Lines of data →
____________________

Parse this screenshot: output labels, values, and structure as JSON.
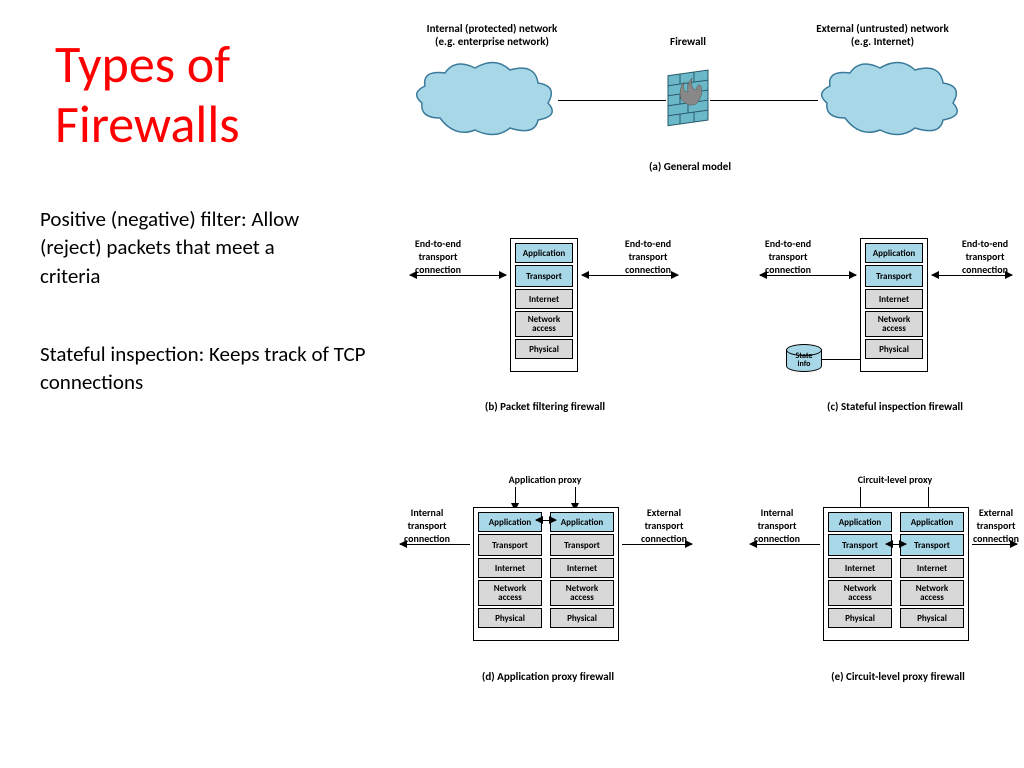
{
  "title_line1": "Types of",
  "title_line2": "Firewalls",
  "desc1": "Positive (negative) filter: Allow (reject) packets that meet a criteria",
  "desc2": "Stateful inspection: Keeps track of TCP connections",
  "a": {
    "internal_lbl": "Internal (protected) network\n(e.g. enterprise network)",
    "firewall_lbl": "Firewall",
    "external_lbl": "External (untrusted) network\n(e.g. Internet)",
    "caption": "(a) General model"
  },
  "conn": {
    "end": "End-to-end\ntransport\nconnection",
    "internal": "Internal\ntransport\nconnection",
    "external": "External\ntransport\nconnection"
  },
  "layers": [
    "Application",
    "Transport",
    "Internet",
    "Network\naccess",
    "Physical"
  ],
  "b": {
    "caption": "(b) Packet filtering firewall"
  },
  "c": {
    "caption": "(c) Stateful inspection firewall",
    "state": "State\ninfo"
  },
  "d": {
    "caption": "(d) Application proxy firewall",
    "proxy": "Application proxy"
  },
  "e": {
    "caption": "(e) Circuit-level proxy firewall",
    "proxy": "Circuit-level proxy"
  }
}
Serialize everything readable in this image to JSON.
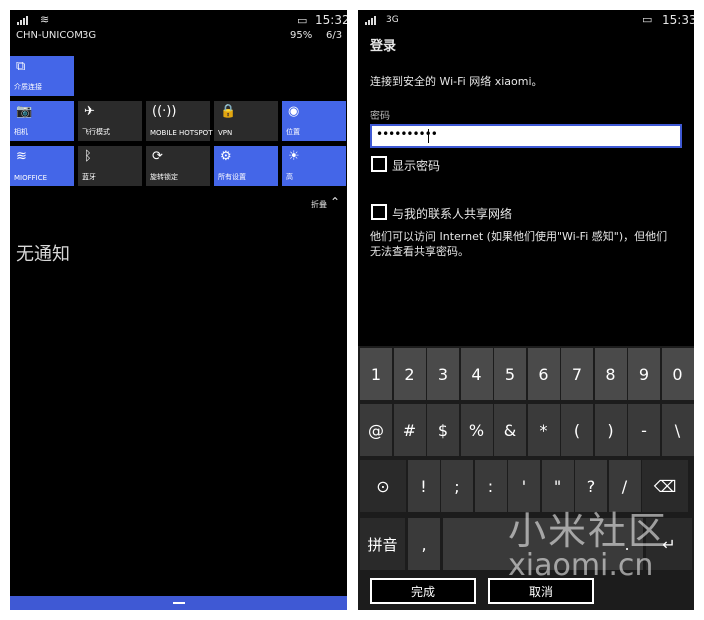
{
  "left_screen": {
    "status": {
      "time": "15:32",
      "carrier": "CHN-UNICOM",
      "network": "3G",
      "battery": "95%",
      "date": "6/3"
    },
    "top_tile": {
      "label": "介质连接",
      "icon": "media-connect-icon"
    },
    "tiles_row1": [
      {
        "label": "相机",
        "icon": "camera-icon",
        "glyph": "📷"
      },
      {
        "label": "飞行模式",
        "icon": "airplane-icon",
        "glyph": "✈"
      },
      {
        "label": "MOBILE HOTSPOT",
        "icon": "hotspot-icon",
        "glyph": "((·))"
      },
      {
        "label": "VPN",
        "icon": "lock-icon",
        "glyph": "🔒"
      },
      {
        "label": "位置",
        "icon": "location-icon",
        "glyph": "◉"
      }
    ],
    "tiles_row2": [
      {
        "label": "MIOFFICE",
        "icon": "wifi-icon",
        "glyph": "≋"
      },
      {
        "label": "蓝牙",
        "icon": "bluetooth-icon",
        "glyph": "ᛒ"
      },
      {
        "label": "旋转锁定",
        "icon": "rotation-lock-icon",
        "glyph": "⟳"
      },
      {
        "label": "所有设置",
        "icon": "settings-icon",
        "glyph": "⚙"
      },
      {
        "label": "高",
        "icon": "brightness-icon",
        "glyph": "☀"
      }
    ],
    "collapse_label": "折叠",
    "no_notifications": "无通知"
  },
  "right_screen": {
    "status": {
      "time": "15:33",
      "network": "3G"
    },
    "title": "登录",
    "connect_text": "连接到安全的 Wi-Fi 网络 xiaomi。",
    "password_label": "密码",
    "password_value": "••••••••••",
    "show_password": "显示密码",
    "share_label": "与我的联系人共享网络",
    "share_desc_line1": "他们可以访问 Internet (如果他们使用\"Wi-Fi 感知\")，但他们",
    "share_desc_line2": "无法查看共享密码。",
    "keyboard": {
      "row1": [
        "1",
        "2",
        "3",
        "4",
        "5",
        "6",
        "7",
        "8",
        "9",
        "0"
      ],
      "row2": [
        "@",
        "#",
        "$",
        "%",
        "&",
        "*",
        "(",
        ")",
        "-",
        "\\"
      ],
      "row3": [
        "⊙",
        "!",
        ";",
        ":",
        "'",
        "\"",
        "?",
        "/",
        "⌫"
      ],
      "pinyin": "拼音",
      "comma": ",",
      "period": ".",
      "enter": "↵"
    },
    "done_button": "完成",
    "cancel_button": "取消",
    "watermark_line1": "小米社区",
    "watermark_line2": "xiaomi.cn"
  }
}
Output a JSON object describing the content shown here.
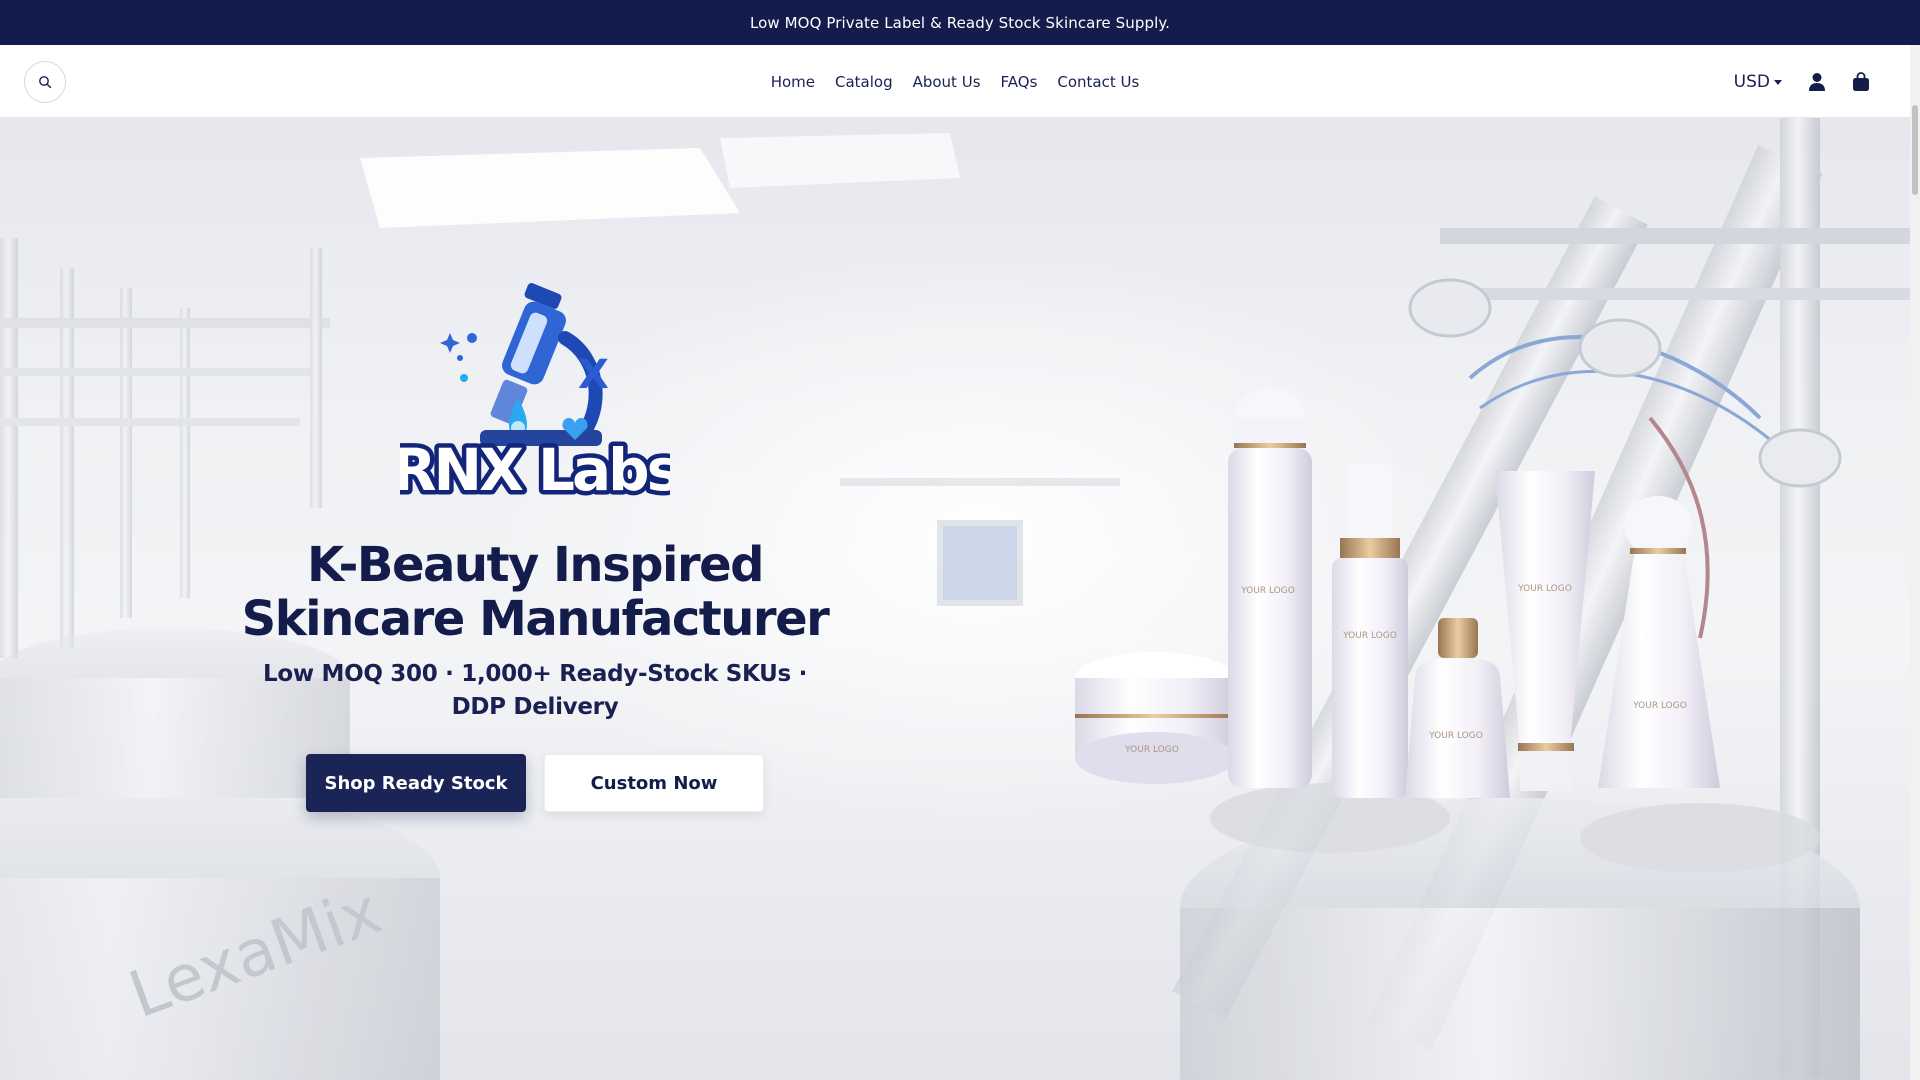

____________________

WHAT THE TASK ASKS →
Give the number of lines in the records that contain the string "lock", and nothing besides.

EXERCISE SOLUTION →
2